Reproduce the following records line for line, with no changes.
--- The input ---
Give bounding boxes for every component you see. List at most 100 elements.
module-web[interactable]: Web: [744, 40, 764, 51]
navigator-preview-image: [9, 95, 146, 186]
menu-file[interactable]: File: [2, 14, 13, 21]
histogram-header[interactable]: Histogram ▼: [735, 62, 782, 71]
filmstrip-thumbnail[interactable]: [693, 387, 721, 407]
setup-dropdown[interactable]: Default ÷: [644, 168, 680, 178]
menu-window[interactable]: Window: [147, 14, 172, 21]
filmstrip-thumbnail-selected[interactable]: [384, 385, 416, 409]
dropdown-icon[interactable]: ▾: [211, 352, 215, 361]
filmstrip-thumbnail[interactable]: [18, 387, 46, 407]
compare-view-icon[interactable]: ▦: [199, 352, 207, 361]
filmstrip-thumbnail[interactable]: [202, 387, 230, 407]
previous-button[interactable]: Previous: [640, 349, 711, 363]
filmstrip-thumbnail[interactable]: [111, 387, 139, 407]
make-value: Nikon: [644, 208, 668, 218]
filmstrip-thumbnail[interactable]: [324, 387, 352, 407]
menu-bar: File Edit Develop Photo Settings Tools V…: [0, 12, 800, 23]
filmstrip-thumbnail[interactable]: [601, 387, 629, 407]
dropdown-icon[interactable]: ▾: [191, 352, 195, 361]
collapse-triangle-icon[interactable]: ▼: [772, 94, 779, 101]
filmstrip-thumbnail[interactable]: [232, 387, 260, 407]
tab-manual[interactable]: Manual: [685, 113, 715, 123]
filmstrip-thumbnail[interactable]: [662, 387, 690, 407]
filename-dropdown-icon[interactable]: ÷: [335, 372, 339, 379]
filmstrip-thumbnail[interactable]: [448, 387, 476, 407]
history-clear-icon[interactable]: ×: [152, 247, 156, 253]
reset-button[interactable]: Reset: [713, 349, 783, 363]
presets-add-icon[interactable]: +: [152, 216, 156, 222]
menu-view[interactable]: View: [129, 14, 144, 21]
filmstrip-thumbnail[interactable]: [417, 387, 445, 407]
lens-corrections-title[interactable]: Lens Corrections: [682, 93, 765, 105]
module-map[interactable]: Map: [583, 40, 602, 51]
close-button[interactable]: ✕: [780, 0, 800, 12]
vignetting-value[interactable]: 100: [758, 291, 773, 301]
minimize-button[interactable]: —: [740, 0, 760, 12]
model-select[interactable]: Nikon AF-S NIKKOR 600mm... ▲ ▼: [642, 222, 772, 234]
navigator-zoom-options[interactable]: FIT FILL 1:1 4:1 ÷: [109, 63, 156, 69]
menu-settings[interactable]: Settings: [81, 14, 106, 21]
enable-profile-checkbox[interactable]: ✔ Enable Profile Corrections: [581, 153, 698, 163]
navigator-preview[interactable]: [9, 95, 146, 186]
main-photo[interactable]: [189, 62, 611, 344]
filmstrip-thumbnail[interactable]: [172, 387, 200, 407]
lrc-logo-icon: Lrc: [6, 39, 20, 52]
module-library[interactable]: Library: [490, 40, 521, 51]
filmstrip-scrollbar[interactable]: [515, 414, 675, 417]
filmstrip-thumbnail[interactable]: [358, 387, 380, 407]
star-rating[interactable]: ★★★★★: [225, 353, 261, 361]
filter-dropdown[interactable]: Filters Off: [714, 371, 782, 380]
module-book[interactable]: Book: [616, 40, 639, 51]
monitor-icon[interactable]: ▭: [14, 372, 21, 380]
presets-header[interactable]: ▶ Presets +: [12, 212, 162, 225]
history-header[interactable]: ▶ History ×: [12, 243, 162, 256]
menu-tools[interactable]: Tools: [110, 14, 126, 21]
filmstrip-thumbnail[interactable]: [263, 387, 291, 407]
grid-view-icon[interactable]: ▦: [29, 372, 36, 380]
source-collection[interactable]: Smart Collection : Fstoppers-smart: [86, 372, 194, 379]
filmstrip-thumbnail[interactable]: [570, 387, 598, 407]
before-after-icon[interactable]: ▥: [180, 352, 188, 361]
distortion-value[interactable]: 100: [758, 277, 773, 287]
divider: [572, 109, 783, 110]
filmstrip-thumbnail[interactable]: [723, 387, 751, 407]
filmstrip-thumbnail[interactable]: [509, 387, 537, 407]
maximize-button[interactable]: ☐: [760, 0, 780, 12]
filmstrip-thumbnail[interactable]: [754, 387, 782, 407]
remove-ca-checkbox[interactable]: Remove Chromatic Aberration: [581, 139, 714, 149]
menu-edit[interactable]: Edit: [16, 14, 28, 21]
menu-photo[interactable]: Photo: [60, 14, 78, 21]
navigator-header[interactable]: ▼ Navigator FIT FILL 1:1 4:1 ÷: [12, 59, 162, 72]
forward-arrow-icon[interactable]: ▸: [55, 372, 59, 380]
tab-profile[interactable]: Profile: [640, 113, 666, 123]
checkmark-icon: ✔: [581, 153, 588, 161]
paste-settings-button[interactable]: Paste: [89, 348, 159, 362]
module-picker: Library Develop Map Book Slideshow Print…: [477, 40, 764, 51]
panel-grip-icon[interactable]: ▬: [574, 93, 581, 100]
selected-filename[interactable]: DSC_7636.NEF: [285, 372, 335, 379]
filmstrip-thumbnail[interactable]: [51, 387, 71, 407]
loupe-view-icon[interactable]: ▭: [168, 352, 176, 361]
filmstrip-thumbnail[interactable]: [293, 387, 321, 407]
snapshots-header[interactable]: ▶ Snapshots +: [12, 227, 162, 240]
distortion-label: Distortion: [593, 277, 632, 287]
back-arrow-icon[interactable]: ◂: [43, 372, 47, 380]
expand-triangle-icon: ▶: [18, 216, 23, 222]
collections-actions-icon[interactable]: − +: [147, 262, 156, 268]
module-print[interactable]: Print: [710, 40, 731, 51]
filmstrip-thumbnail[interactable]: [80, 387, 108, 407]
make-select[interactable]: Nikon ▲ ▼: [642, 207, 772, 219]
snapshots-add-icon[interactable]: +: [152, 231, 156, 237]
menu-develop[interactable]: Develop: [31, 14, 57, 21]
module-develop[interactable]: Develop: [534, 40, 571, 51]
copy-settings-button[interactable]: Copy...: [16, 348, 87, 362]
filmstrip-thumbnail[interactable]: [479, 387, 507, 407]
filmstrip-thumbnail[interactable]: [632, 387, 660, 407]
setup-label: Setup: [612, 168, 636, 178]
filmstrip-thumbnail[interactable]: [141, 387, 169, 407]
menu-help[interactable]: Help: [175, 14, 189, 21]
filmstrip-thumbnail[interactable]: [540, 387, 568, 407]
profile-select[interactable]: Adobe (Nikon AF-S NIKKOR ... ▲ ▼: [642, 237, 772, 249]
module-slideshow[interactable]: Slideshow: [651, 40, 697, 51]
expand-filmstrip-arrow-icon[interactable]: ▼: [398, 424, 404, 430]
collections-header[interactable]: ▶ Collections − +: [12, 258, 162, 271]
---
▶ _Task answer_:
Give bounding boxes for every component you see. List at most 100 elements.
module-web[interactable]: Web: [744, 40, 764, 51]
navigator-preview-image: [9, 95, 146, 186]
menu-file[interactable]: File: [2, 14, 13, 21]
histogram-header[interactable]: Histogram ▼: [735, 62, 782, 71]
filmstrip-thumbnail[interactable]: [693, 387, 721, 407]
setup-dropdown[interactable]: Default ÷: [644, 168, 680, 178]
menu-window[interactable]: Window: [147, 14, 172, 21]
filmstrip-thumbnail-selected[interactable]: [384, 385, 416, 409]
dropdown-icon[interactable]: ▾: [211, 352, 215, 361]
filmstrip-thumbnail[interactable]: [18, 387, 46, 407]
compare-view-icon[interactable]: ▦: [199, 352, 207, 361]
filmstrip-thumbnail[interactable]: [202, 387, 230, 407]
previous-button[interactable]: Previous: [640, 349, 711, 363]
filmstrip-thumbnail[interactable]: [111, 387, 139, 407]
make-value: Nikon: [644, 208, 668, 218]
filmstrip-thumbnail[interactable]: [324, 387, 352, 407]
menu-bar: File Edit Develop Photo Settings Tools V…: [0, 12, 800, 23]
filmstrip-thumbnail[interactable]: [601, 387, 629, 407]
dropdown-icon[interactable]: ▾: [191, 352, 195, 361]
collapse-triangle-icon[interactable]: ▼: [772, 94, 779, 101]
filmstrip-thumbnail[interactable]: [232, 387, 260, 407]
tab-manual[interactable]: Manual: [685, 113, 715, 123]
filmstrip-thumbnail[interactable]: [662, 387, 690, 407]
filename-dropdown-icon[interactable]: ÷: [335, 372, 339, 379]
filmstrip-thumbnail[interactable]: [448, 387, 476, 407]
history-clear-icon[interactable]: ×: [152, 247, 156, 253]
reset-button[interactable]: Reset: [713, 349, 783, 363]
presets-add-icon[interactable]: +: [152, 216, 156, 222]
menu-view[interactable]: View: [129, 14, 144, 21]
filmstrip-thumbnail[interactable]: [417, 387, 445, 407]
lens-corrections-title[interactable]: Lens Corrections: [682, 93, 765, 105]
module-map[interactable]: Map: [583, 40, 602, 51]
close-button[interactable]: ✕: [780, 0, 800, 12]
vignetting-value[interactable]: 100: [758, 291, 773, 301]
minimize-button[interactable]: —: [740, 0, 760, 12]
model-select[interactable]: Nikon AF-S NIKKOR 600mm... ▲ ▼: [642, 222, 772, 234]
navigator-zoom-options[interactable]: FIT FILL 1:1 4:1 ÷: [109, 63, 156, 69]
menu-settings[interactable]: Settings: [81, 14, 106, 21]
enable-profile-checkbox[interactable]: ✔ Enable Profile Corrections: [581, 153, 698, 163]
navigator-preview[interactable]: [9, 95, 146, 186]
main-photo[interactable]: [189, 62, 611, 344]
filmstrip-thumbnail[interactable]: [172, 387, 200, 407]
lrc-logo-icon: Lrc: [6, 39, 20, 52]
module-library[interactable]: Library: [490, 40, 521, 51]
filmstrip-scrollbar[interactable]: [515, 414, 675, 417]
filmstrip-thumbnail[interactable]: [358, 387, 380, 407]
star-rating[interactable]: ★★★★★: [225, 353, 261, 361]
filter-dropdown[interactable]: Filters Off: [714, 371, 782, 380]
module-book[interactable]: Book: [616, 40, 639, 51]
monitor-icon[interactable]: ▭: [14, 372, 21, 380]
presets-header[interactable]: ▶ Presets +: [12, 212, 162, 225]
history-header[interactable]: ▶ History ×: [12, 243, 162, 256]
menu-tools[interactable]: Tools: [110, 14, 126, 21]
filmstrip-thumbnail[interactable]: [263, 387, 291, 407]
grid-view-icon[interactable]: ▦: [29, 372, 36, 380]
source-collection[interactable]: Smart Collection : Fstoppers-smart: [86, 372, 194, 379]
filmstrip-thumbnail[interactable]: [570, 387, 598, 407]
before-after-icon[interactable]: ▥: [180, 352, 188, 361]
distortion-value[interactable]: 100: [758, 277, 773, 287]
divider: [572, 109, 783, 110]
filmstrip-thumbnail[interactable]: [723, 387, 751, 407]
filmstrip-thumbnail[interactable]: [509, 387, 537, 407]
maximize-button[interactable]: ☐: [760, 0, 780, 12]
filmstrip-thumbnail[interactable]: [754, 387, 782, 407]
remove-ca-checkbox[interactable]: Remove Chromatic Aberration: [581, 139, 714, 149]
menu-edit[interactable]: Edit: [16, 14, 28, 21]
menu-photo[interactable]: Photo: [60, 14, 78, 21]
navigator-header[interactable]: ▼ Navigator FIT FILL 1:1 4:1 ÷: [12, 59, 162, 72]
forward-arrow-icon[interactable]: ▸: [55, 372, 59, 380]
tab-profile[interactable]: Profile: [640, 113, 666, 123]
checkmark-icon: ✔: [581, 153, 588, 161]
paste-settings-button[interactable]: Paste: [89, 348, 159, 362]
module-picker: Library Develop Map Book Slideshow Print…: [477, 40, 764, 51]
panel-grip-icon[interactable]: ▬: [574, 93, 581, 100]
selected-filename[interactable]: DSC_7636.NEF: [285, 372, 335, 379]
filmstrip-thumbnail[interactable]: [51, 387, 71, 407]
loupe-view-icon[interactable]: ▭: [168, 352, 176, 361]
filmstrip-thumbnail[interactable]: [293, 387, 321, 407]
snapshots-header[interactable]: ▶ Snapshots +: [12, 227, 162, 240]
distortion-label: Distortion: [593, 277, 632, 287]
back-arrow-icon[interactable]: ◂: [43, 372, 47, 380]
expand-triangle-icon: ▶: [18, 216, 23, 222]
collections-actions-icon[interactable]: − +: [147, 262, 156, 268]
module-print[interactable]: Print: [710, 40, 731, 51]
filmstrip-thumbnail[interactable]: [80, 387, 108, 407]
make-select[interactable]: Nikon ▲ ▼: [642, 207, 772, 219]
snapshots-add-icon[interactable]: +: [152, 231, 156, 237]
menu-develop[interactable]: Develop: [31, 14, 57, 21]
module-develop[interactable]: Develop: [534, 40, 571, 51]
copy-settings-button[interactable]: Copy...: [16, 348, 87, 362]
filmstrip-thumbnail[interactable]: [479, 387, 507, 407]
filmstrip-thumbnail[interactable]: [632, 387, 660, 407]
setup-label: Setup: [612, 168, 636, 178]
filmstrip-thumbnail[interactable]: [141, 387, 169, 407]
menu-help[interactable]: Help: [175, 14, 189, 21]
filmstrip-thumbnail[interactable]: [540, 387, 568, 407]
profile-select[interactable]: Adobe (Nikon AF-S NIKKOR ... ▲ ▼: [642, 237, 772, 249]
module-slideshow[interactable]: Slideshow: [651, 40, 697, 51]
expand-filmstrip-arrow-icon[interactable]: ▼: [398, 424, 404, 430]
collections-header[interactable]: ▶ Collections − +: [12, 258, 162, 271]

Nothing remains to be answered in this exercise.